EXERCISE BRIEF:
Below are the records. Gather each line that holds "color".

[Figure record listings]
+===+

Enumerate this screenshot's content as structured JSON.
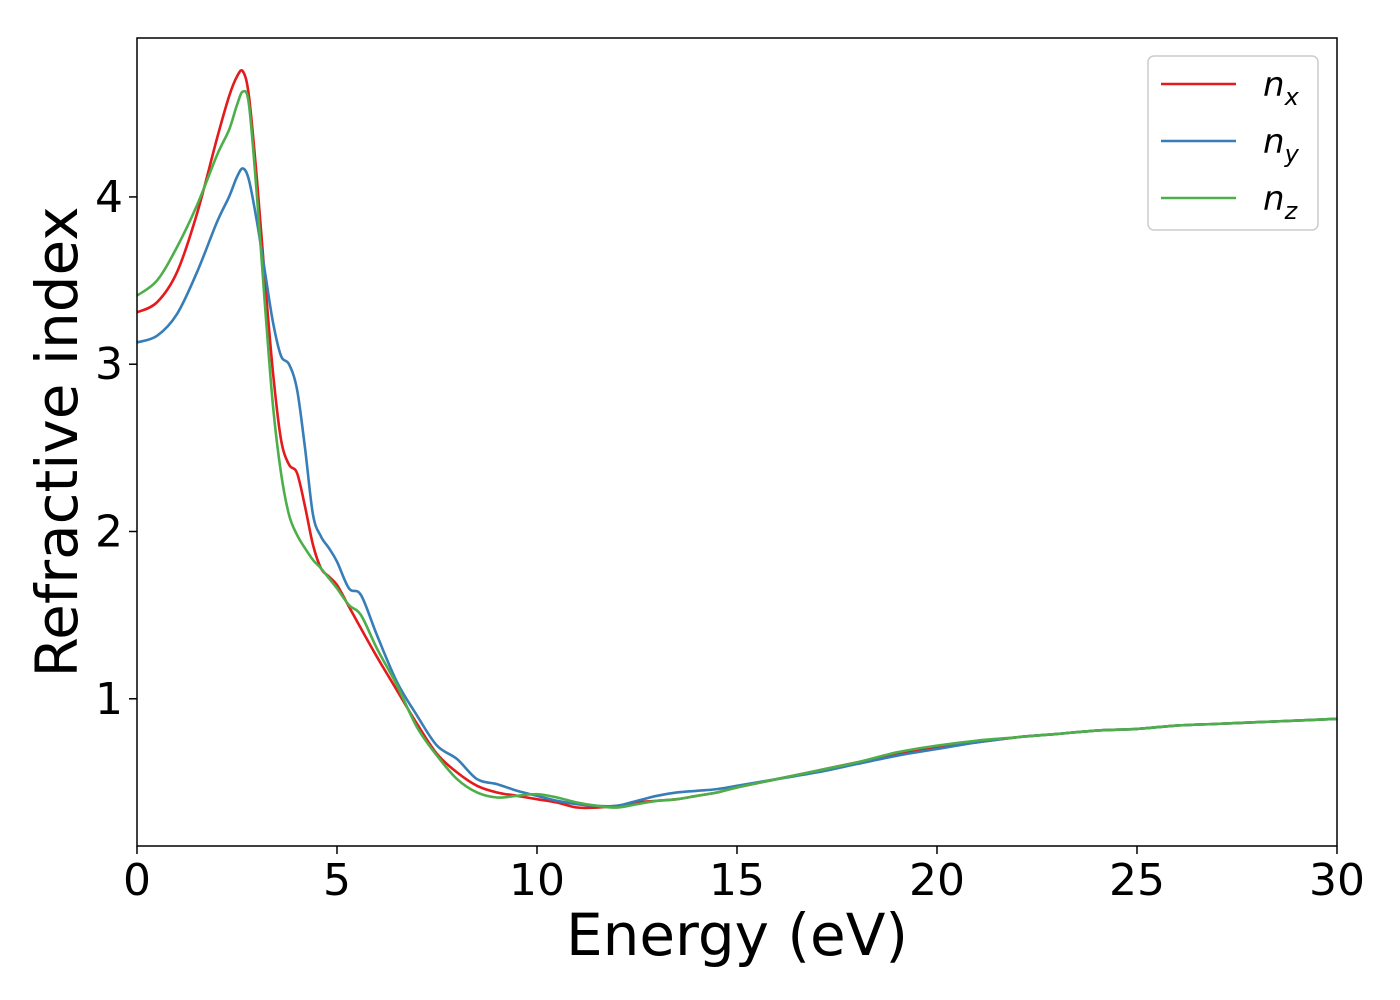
{
  "chart_data": {
    "type": "line",
    "title": "",
    "xlabel": "Energy (eV)",
    "ylabel": "Refractive index",
    "xlim": [
      0,
      30
    ],
    "ylim": [
      0.12,
      4.95
    ],
    "xticks": [
      0,
      5,
      10,
      15,
      20,
      25,
      30
    ],
    "yticks": [
      1,
      2,
      3,
      4
    ],
    "grid": false,
    "legend_position": "top-right",
    "series": [
      {
        "name": "n_x",
        "label_base": "n",
        "label_sub": "x",
        "color": "#e41a1c",
        "x": [
          0,
          0.5,
          1.0,
          1.5,
          2.0,
          2.3,
          2.5,
          2.65,
          2.8,
          3.0,
          3.2,
          3.4,
          3.6,
          3.8,
          4.0,
          4.2,
          4.4,
          4.6,
          4.8,
          5.0,
          5.3,
          5.6,
          6.0,
          6.5,
          7.0,
          7.5,
          8.0,
          8.5,
          9.0,
          9.5,
          10.0,
          10.5,
          11.0,
          11.5,
          12.0,
          12.5,
          13.0,
          13.5,
          14.0,
          14.5,
          15.0,
          16.0,
          17.0,
          18.0,
          19.0,
          20.0,
          21.0,
          22.0,
          23.0,
          24.0,
          25.0,
          26.0,
          27.0,
          28.0,
          29.0,
          30.0
        ],
        "y": [
          3.31,
          3.37,
          3.55,
          3.9,
          4.35,
          4.6,
          4.72,
          4.75,
          4.6,
          4.1,
          3.5,
          2.95,
          2.55,
          2.4,
          2.35,
          2.15,
          1.92,
          1.78,
          1.73,
          1.68,
          1.55,
          1.42,
          1.25,
          1.05,
          0.85,
          0.67,
          0.56,
          0.48,
          0.44,
          0.42,
          0.4,
          0.38,
          0.35,
          0.35,
          0.36,
          0.38,
          0.39,
          0.4,
          0.42,
          0.44,
          0.47,
          0.52,
          0.57,
          0.62,
          0.67,
          0.71,
          0.74,
          0.77,
          0.79,
          0.81,
          0.82,
          0.84,
          0.85,
          0.86,
          0.87,
          0.88
        ]
      },
      {
        "name": "n_y",
        "label_base": "n",
        "label_sub": "y",
        "color": "#377eb8",
        "x": [
          0,
          0.5,
          1.0,
          1.5,
          2.0,
          2.3,
          2.5,
          2.65,
          2.8,
          3.0,
          3.2,
          3.4,
          3.6,
          3.8,
          4.0,
          4.2,
          4.4,
          4.6,
          4.8,
          5.0,
          5.3,
          5.6,
          6.0,
          6.5,
          7.0,
          7.5,
          8.0,
          8.5,
          9.0,
          9.5,
          10.0,
          10.5,
          11.0,
          11.5,
          12.0,
          12.5,
          13.0,
          13.5,
          14.0,
          14.5,
          15.0,
          16.0,
          17.0,
          18.0,
          19.0,
          20.0,
          21.0,
          22.0,
          23.0,
          24.0,
          25.0,
          26.0,
          27.0,
          28.0,
          29.0,
          30.0
        ],
        "y": [
          3.13,
          3.17,
          3.3,
          3.55,
          3.85,
          4.0,
          4.12,
          4.17,
          4.1,
          3.85,
          3.55,
          3.25,
          3.05,
          3.0,
          2.85,
          2.5,
          2.1,
          1.97,
          1.9,
          1.82,
          1.66,
          1.62,
          1.38,
          1.1,
          0.9,
          0.72,
          0.64,
          0.52,
          0.49,
          0.45,
          0.42,
          0.39,
          0.37,
          0.36,
          0.36,
          0.39,
          0.42,
          0.44,
          0.45,
          0.46,
          0.48,
          0.52,
          0.56,
          0.61,
          0.66,
          0.7,
          0.74,
          0.77,
          0.79,
          0.81,
          0.82,
          0.84,
          0.85,
          0.86,
          0.87,
          0.88
        ]
      },
      {
        "name": "n_z",
        "label_base": "n",
        "label_sub": "z",
        "color": "#4daf4a",
        "x": [
          0,
          0.5,
          1.0,
          1.5,
          2.0,
          2.3,
          2.5,
          2.65,
          2.8,
          3.0,
          3.2,
          3.4,
          3.6,
          3.8,
          4.0,
          4.2,
          4.4,
          4.6,
          4.8,
          5.0,
          5.3,
          5.6,
          6.0,
          6.5,
          7.0,
          7.5,
          8.0,
          8.5,
          9.0,
          9.5,
          10.0,
          10.5,
          11.0,
          11.5,
          12.0,
          12.5,
          13.0,
          13.5,
          14.0,
          14.5,
          15.0,
          16.0,
          17.0,
          18.0,
          19.0,
          20.0,
          21.0,
          22.0,
          23.0,
          24.0,
          25.0,
          26.0,
          27.0,
          28.0,
          29.0,
          30.0
        ],
        "y": [
          3.41,
          3.5,
          3.7,
          3.95,
          4.25,
          4.4,
          4.55,
          4.63,
          4.55,
          4.0,
          3.35,
          2.75,
          2.35,
          2.1,
          1.98,
          1.9,
          1.83,
          1.78,
          1.72,
          1.66,
          1.56,
          1.5,
          1.3,
          1.08,
          0.83,
          0.66,
          0.52,
          0.44,
          0.41,
          0.42,
          0.43,
          0.41,
          0.38,
          0.36,
          0.35,
          0.37,
          0.39,
          0.4,
          0.42,
          0.44,
          0.47,
          0.52,
          0.57,
          0.62,
          0.68,
          0.72,
          0.75,
          0.77,
          0.79,
          0.81,
          0.82,
          0.84,
          0.85,
          0.86,
          0.87,
          0.88
        ]
      }
    ]
  }
}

+===+

FULL SOLUTION:
        "color": "#e41a1c",
        "color": "#377eb8",
        "color": "#4daf4a",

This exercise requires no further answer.